=== Problem statement ===
No images are to be carried over; print all other material exactly as it stands.
## Begin
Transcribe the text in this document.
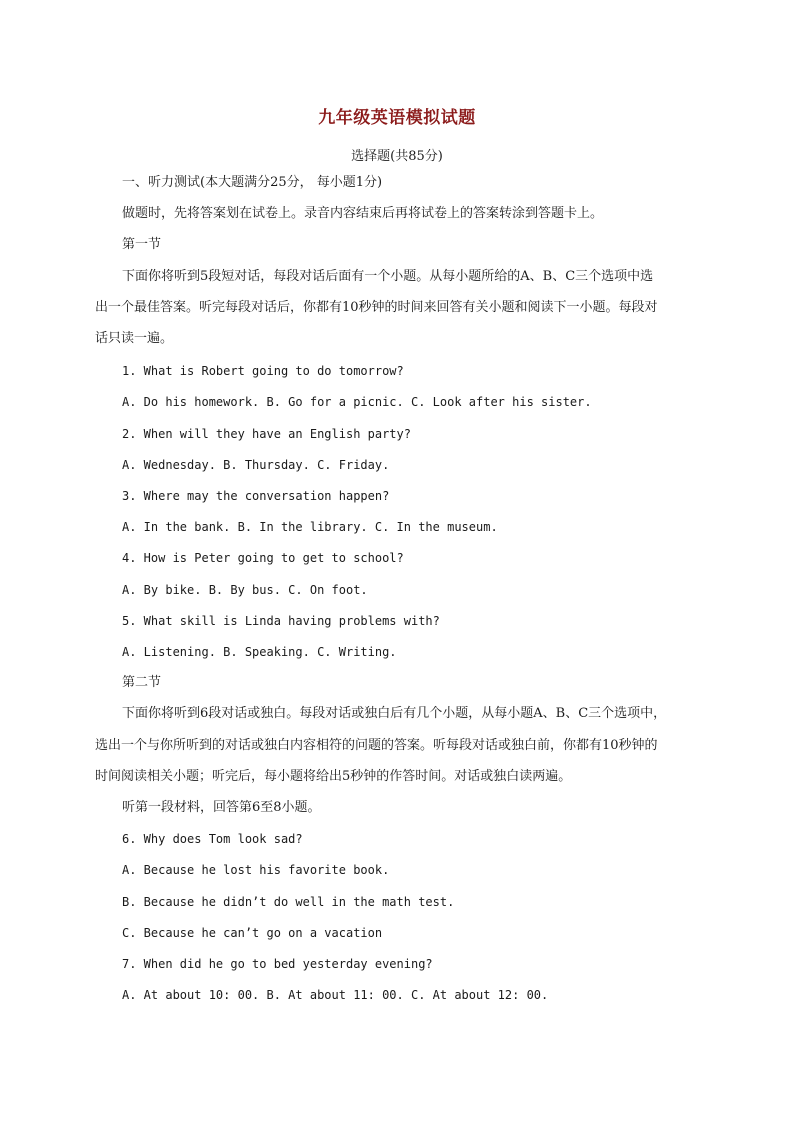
九年级英语模拟试题
选择题(共85分)
一、听力测试(本大题满分25分， 每小题1分)
做题时，先将答案划在试卷上。录音内容结束后再将试卷上的答案转涂到答题卡上。
第一节
下面你将听到5段短对话，每段对话后面有一个小题。从每小题所给的A、B、C三个选项中选
出一个最佳答案。听完每段对话后，你都有10秒钟的时间来回答有关小题和阅读下一小题。每段对
话只读一遍。
1. What is Robert going to do tomorrow?
A. Do his homework. B. Go for a picnic. C. Look after his sister.
2. When will they have an English party?
A. Wednesday. B. Thursday. C. Friday.
3. Where may the conversation happen?
A. In the bank. B. In the library. C. In the museum.
4. How is Peter going to get to school?
A. By bike. B. By bus. C. On foot.
5. What skill is Linda having problems with?
A. Listening. B. Speaking. C. Writing.
第二节
下面你将听到6段对话或独白。每段对话或独白后有几个小题，从每小题A、B、C三个选项中，
选出一个与你所听到的对话或独白内容相符的问题的答案。听每段对话或独白前，你都有10秒钟的
时间阅读相关小题；听完后，每小题将给出5秒钟的作答时间。对话或独白读两遍。
听第一段材料，回答第6至8小题。
6. Why does Tom look sad?
A. Because he lost his favorite book.
B. Because he didn’t do well in the math test.
C. Because he can’t go on a vacation
7. When did he go to bed yesterday evening?
A. At about 10: 00. B. At about 11: 00. C. At about 12: 00.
## End
=== Worked solution ===
Transcribe the text in this document.
九年级英语模拟试题
选择题(共85分)
一、听力测试(本大题满分25分， 每小题1分)
做题时，先将答案划在试卷上。录音内容结束后再将试卷上的答案转涂到答题卡上。
第一节
下面你将听到5段短对话，每段对话后面有一个小题。从每小题所给的A、B、C三个选项中选
出一个最佳答案。听完每段对话后，你都有10秒钟的时间来回答有关小题和阅读下一小题。每段对
话只读一遍。
1. What is Robert going to do tomorrow?
A. Do his homework. B. Go for a picnic. C. Look after his sister.
2. When will they have an English party?
A. Wednesday. B. Thursday. C. Friday.
3. Where may the conversation happen?
A. In the bank. B. In the library. C. In the museum.
4. How is Peter going to get to school?
A. By bike. B. By bus. C. On foot.
5. What skill is Linda having problems with?
A. Listening. B. Speaking. C. Writing.
第二节
下面你将听到6段对话或独白。每段对话或独白后有几个小题，从每小题A、B、C三个选项中，
选出一个与你所听到的对话或独白内容相符的问题的答案。听每段对话或独白前，你都有10秒钟的
时间阅读相关小题；听完后，每小题将给出5秒钟的作答时间。对话或独白读两遍。
听第一段材料，回答第6至8小题。
6. Why does Tom look sad?
A. Because he lost his favorite book.
B. Because he didn’t do well in the math test.
C. Because he can’t go on a vacation
7. When did he go to bed yesterday evening?
A. At about 10: 00. B. At about 11: 00. C. At about 12: 00.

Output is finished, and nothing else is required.